◆ **PARTS OF THE EXERCISE**:
[a] In the biography of Gianluca Miniaci, what enabled him to continue his academic training in London and Paris?
[b] Reproduce the biography of Gianluca Miniaci word for word, starting at "Miniaci is the" and ending at "storie di fantasmi.".

◆ **SOURCE DOCUMENT**:
= Gianluca Miniaci =

Italian Egyptologist

Gianluca Miniaci is an Italian Egyptologist, currently Associate Professor at the University of Pisa.

He studied from 1999 to 2004 Classical Archaeology and wrote his dissertation in Egyptology on "The royal necropolis of the 17th dynasty at Dra Abu el-Naga (Thebes west)". This work received an honor. In 2008 he finished his PhD in Egyptian Archaeology at the University of Pisa, titled "The funerary culture at the end of the Second Intermediate Period: the emergence of the rishi coffin style". He continued his academic formation in London, Institute of Archaeology, UCL and in Paris, École Pratique des Hautes Études, EPHE, thanks to two Individual Marie Curie Fellowships. He worked in the most renowned museums, as the British Museum and the Musée du Louvre.

Miniaci is directing an archaeological mission in the site of Zawyet el-Maiyitin (Menya, Egypt) and he is deputy-director of the University of Pisa excavation at Thebes, in the cemetery of Dra Abu el-Naga. He is editor-in-chief of the international series "Middle Kingdom Studies", Golden House Publications, of the "Journal of Egyptian History", Brill-Leiden, and of the series "Ancient Egypt in Context" (together with Juan Carlos Moreno Garcia and Anna Stevens), from the Cambridge University Press.

Miniaci is the author of several books and more than 80 articles, including: The Middle Kingdom Ramesseum Papyri Tomb and its Archaeological Context (a study of the famous group of the Middle Kingdom Ramesseum tomb where a large batch of papyri had been found in the Nineteenth century), Rishi Coffins and the funerary culture of Second Intermediate Period Egypt (a study of the Egyptian rishi coffins of the Second Intermediate Period) and Lettere ai morti nell'Egitto antico e altre storie di fantasmi.

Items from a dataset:
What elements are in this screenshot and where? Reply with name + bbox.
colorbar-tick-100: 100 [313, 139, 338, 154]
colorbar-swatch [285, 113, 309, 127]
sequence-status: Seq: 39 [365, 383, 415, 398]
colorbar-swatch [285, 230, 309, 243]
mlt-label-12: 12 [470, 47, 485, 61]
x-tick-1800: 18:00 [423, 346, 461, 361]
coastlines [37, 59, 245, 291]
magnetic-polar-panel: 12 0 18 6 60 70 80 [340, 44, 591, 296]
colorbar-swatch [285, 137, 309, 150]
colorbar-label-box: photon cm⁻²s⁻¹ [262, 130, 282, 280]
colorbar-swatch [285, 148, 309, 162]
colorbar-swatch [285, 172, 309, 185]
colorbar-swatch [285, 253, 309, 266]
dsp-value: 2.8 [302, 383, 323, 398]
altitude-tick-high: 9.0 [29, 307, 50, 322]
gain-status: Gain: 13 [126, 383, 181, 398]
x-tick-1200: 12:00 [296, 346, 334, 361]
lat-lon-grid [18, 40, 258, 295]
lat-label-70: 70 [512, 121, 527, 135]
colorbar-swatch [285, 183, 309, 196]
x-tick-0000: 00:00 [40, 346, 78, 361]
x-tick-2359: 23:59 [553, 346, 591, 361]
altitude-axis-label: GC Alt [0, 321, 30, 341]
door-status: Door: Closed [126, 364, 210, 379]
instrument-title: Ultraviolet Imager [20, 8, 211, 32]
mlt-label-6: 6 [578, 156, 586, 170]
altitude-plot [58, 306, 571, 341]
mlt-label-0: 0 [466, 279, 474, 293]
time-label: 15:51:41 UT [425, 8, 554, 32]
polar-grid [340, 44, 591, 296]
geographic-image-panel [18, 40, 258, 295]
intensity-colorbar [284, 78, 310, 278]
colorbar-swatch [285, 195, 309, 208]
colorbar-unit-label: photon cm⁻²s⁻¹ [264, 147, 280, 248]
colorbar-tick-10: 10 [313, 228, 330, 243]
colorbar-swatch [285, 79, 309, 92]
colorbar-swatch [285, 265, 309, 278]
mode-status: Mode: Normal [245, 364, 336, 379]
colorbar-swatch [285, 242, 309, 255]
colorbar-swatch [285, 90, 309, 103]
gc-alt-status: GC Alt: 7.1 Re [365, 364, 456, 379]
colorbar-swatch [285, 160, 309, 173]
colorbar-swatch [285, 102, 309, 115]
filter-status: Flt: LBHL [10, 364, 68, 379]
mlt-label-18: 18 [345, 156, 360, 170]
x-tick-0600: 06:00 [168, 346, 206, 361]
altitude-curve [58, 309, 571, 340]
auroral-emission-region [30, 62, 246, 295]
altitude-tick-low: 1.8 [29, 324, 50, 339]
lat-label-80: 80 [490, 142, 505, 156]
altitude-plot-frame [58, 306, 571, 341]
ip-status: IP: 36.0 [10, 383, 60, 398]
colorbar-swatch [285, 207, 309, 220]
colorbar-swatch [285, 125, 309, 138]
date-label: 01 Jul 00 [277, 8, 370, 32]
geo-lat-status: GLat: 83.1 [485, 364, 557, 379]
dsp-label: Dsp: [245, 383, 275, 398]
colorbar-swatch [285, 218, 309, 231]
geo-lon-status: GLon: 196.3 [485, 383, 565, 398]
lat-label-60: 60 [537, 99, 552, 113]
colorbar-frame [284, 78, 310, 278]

◆ **EXPECTED ANSWERS**:
[a] Two Individual Marie Curie Fellowships allowed him to continue his academic formation in London, at the Institute of Archaeology, UCL, and in Paris, at the École Pratique des Hautes Études (EPHE).

[b]
Miniaci is the author of several books and more than 80 articles, including: The Middle Kingdom Ramesseum Papyri Tomb and its Archaeological Context (a study of the famous group of the Middle Kingdom Ramesseum tomb where a large batch of papyri had been found in the Nineteenth century), Rishi Coffins and the funerary culture of Second Intermediate Period Egypt (a study of the Egyptian rishi coffins of the Second Intermediate Period) and Lettere ai morti nell'Egitto antico e altre storie di fantasmi.